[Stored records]
※ ※ ※

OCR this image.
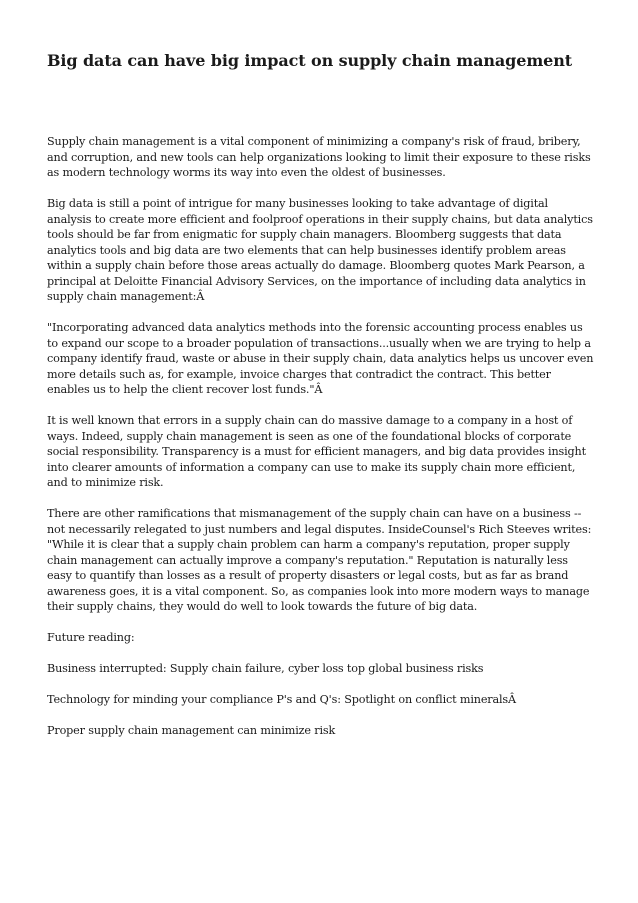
Big data can have big impact on supply chain management

Supply chain management is a vital component of minimizing a company's risk of fraud, bribery, and corruption, and new tools can help organizations looking to limit their exposure to these risks as modern technology worms its way into even the oldest of businesses.

Big data is still a point of intrigue for many businesses looking to take advantage of digital analysis to create more efficient and foolproof operations in their supply chains, but data analytics tools should be far from enigmatic for supply chain managers. Bloomberg suggests that data analytics tools and big data are two elements that can help businesses identify problem areas within a supply chain before those areas actually do damage. Bloomberg quotes Mark Pearson, a principal at Deloitte Financial Advisory Services, on the importance of including data analytics in supply chain management:Â

"Incorporating advanced data analytics methods into the forensic accounting process enables us to expand our scope to a broader population of transactions...usually when we are trying to help a company identify fraud, waste or abuse in their supply chain, data analytics helps us uncover even more details such as, for example, invoice charges that contradict the contract. This better enables us to help the client recover lost funds."Â

It is well known that errors in a supply chain can do massive damage to a company in a host of ways. Indeed, supply chain management is seen as one of the foundational blocks of corporate social responsibility. Transparency is a must for efficient managers, and big data provides insight into clearer amounts of information a company can use to make its supply chain more efficient, and to minimize risk.

There are other ramifications that mismanagement of the supply chain can have on a business -- not necessarily relegated to just numbers and legal disputes. InsideCounsel's Rich Steeves writes: "While it is clear that a supply chain problem can harm a company's reputation, proper supply chain management can actually improve a company's reputation." Reputation is naturally less easy to quantify than losses as a result of property disasters or legal costs, but as far as brand awareness goes, it is a vital component. So, as companies look into more modern ways to manage their supply chains, they would do well to look towards the future of big data.

Future reading:

Business interrupted: Supply chain failure, cyber loss top global business risks

Technology for minding your compliance P's and Q's: Spotlight on conflict mineralsÂ

Proper supply chain management can minimize risk
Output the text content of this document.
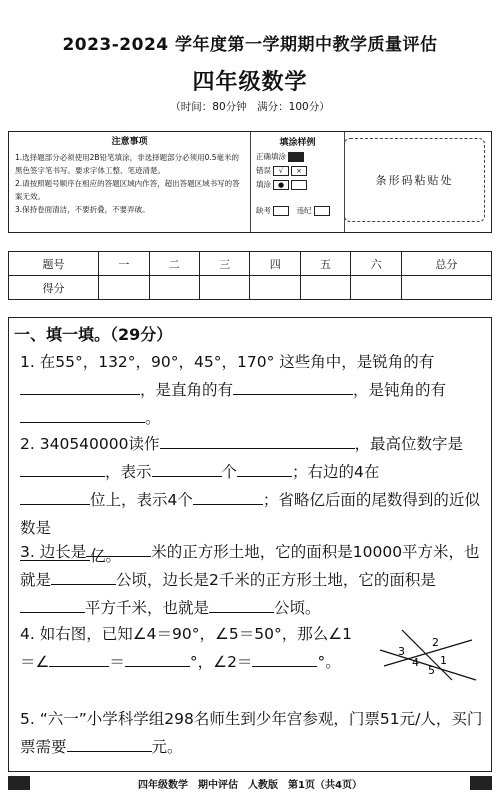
2023-2024 学年度第一学期期中教学质量评估
四年级数学
（时间：80分钟　满分：100分）
注意事项
1.选择题部分必须使用2B铅笔填涂，非选择题部分必须用0.5毫米的黑色签字笔书写。要求字体工整、笔迹清楚。
2.请按照题号顺序在相应的答题区域内作答，超出答题区域书写的答案无效。
3.保持卷面清洁，不要折叠，不要弄破。
填涂样例
正确填涂
错误 √ ×
填涂 ●
缺考　	违纪
条形码粘贴处
题号	一	二	三	四	五	六	总分
得分							
一、填一填。（29分）
1. 在55°，132°，90°，45°，170° 这些角中，是锐角的有
，是直角的有	，是钝角的有
。
2. 340540000读作	，最高位数字是
，表示	个	；右边的4在
位上，表示4个	；省略亿后面的尾数得到的近似数是
亿。
3. 边长是	米的正方形土地，它的面积是10000平方米，也就是	公顷，边长是2千米的正方形土地，它的面积是平方千米，也就是	公顷。
4. 如右图，已知∠4＝90°，∠5＝50°，那么∠1＝∠	＝	°，∠2＝	°。
2
3
1
4
5
5. “六一”小学科学组298名师生到少年宫参观，门票51元/人，买门票需要	元。
四年级数学　期中评估　人教版　第1页（共4页）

※ ※ ※

Work to be completed —
Omit the pictures and output all of the other material exactly.

Solution to the exercise —
OCR this image.
Big data can have big impact on supply chain management

Supply chain management is a vital component of minimizing a company's risk of fraud, bribery, and corruption, and new tools can help organizations looking to limit their exposure to these risks as modern technology worms its way into even the oldest of businesses.

Big data is still a point of intrigue for many businesses looking to take advantage of digital analysis to create more efficient and foolproof operations in their supply chains, but data analytics tools should be far from enigmatic for supply chain managers. Bloomberg suggests that data analytics tools and big data are two elements that can help businesses identify problem areas within a supply chain before those areas actually do damage. Bloomberg quotes Mark Pearson, a principal at Deloitte Financial Advisory Services, on the importance of including data analytics in supply chain management:Â

"Incorporating advanced data analytics methods into the forensic accounting process enables us to expand our scope to a broader population of transactions...usually when we are trying to help a company identify fraud, waste or abuse in their supply chain, data analytics helps us uncover even more details such as, for example, invoice charges that contradict the contract. This better enables us to help the client recover lost funds."Â

It is well known that errors in a supply chain can do massive damage to a company in a host of ways. Indeed, supply chain management is seen as one of the foundational blocks of corporate social responsibility. Transparency is a must for efficient managers, and big data provides insight into clearer amounts of information a company can use to make its supply chain more efficient, and to minimize risk.

There are other ramifications that mismanagement of the supply chain can have on a business -- not necessarily relegated to just numbers and legal disputes. InsideCounsel's Rich Steeves writes: "While it is clear that a supply chain problem can harm a company's reputation, proper supply chain management can actually improve a company's reputation." Reputation is naturally less easy to quantify than losses as a result of property disasters or legal costs, but as far as brand awareness goes, it is a vital component. So, as companies look into more modern ways to manage their supply chains, they would do well to look towards the future of big data.

Future reading:

Business interrupted: Supply chain failure, cyber loss top global business risks

Technology for minding your compliance P's and Q's: Spotlight on conflict mineralsÂ

Proper supply chain management can minimize risk
Output the text content of this document.
2023-2024 学年度第一学期期中教学质量评估
四年级数学
（时间：80分钟　满分：100分）
注意事项
1.选择题部分必须使用2B铅笔填涂，非选择题部分必须用0.5毫米的黑色签字笔书写。要求字体工整、笔迹清楚。
2.请按照题号顺序在相应的答题区域内作答，超出答题区域书写的答案无效。
3.保持卷面清洁，不要折叠，不要弄破。
填涂样例
正确填涂
错误 √ ×
填涂 ●
缺考　	违纪
条形码粘贴处
题号	一	二	三	四	五	六	总分
得分							
一、填一填。（29分）
1. 在55°，132°，90°，45°，170° 这些角中，是锐角的有
，是直角的有	，是钝角的有
。
2. 340540000读作	，最高位数字是
，表示	个	；右边的4在
位上，表示4个	；省略亿后面的尾数得到的近似数是
亿。
3. 边长是	米的正方形土地，它的面积是10000平方米，也就是	公顷，边长是2千米的正方形土地，它的面积是平方千米，也就是	公顷。
4. 如右图，已知∠4＝90°，∠5＝50°，那么∠1＝∠	＝	°，∠2＝	°。
2
3
1
4
5
5. “六一”小学科学组298名师生到少年宫参观，门票51元/人，买门票需要	元。
四年级数学　期中评估　人教版　第1页（共4页）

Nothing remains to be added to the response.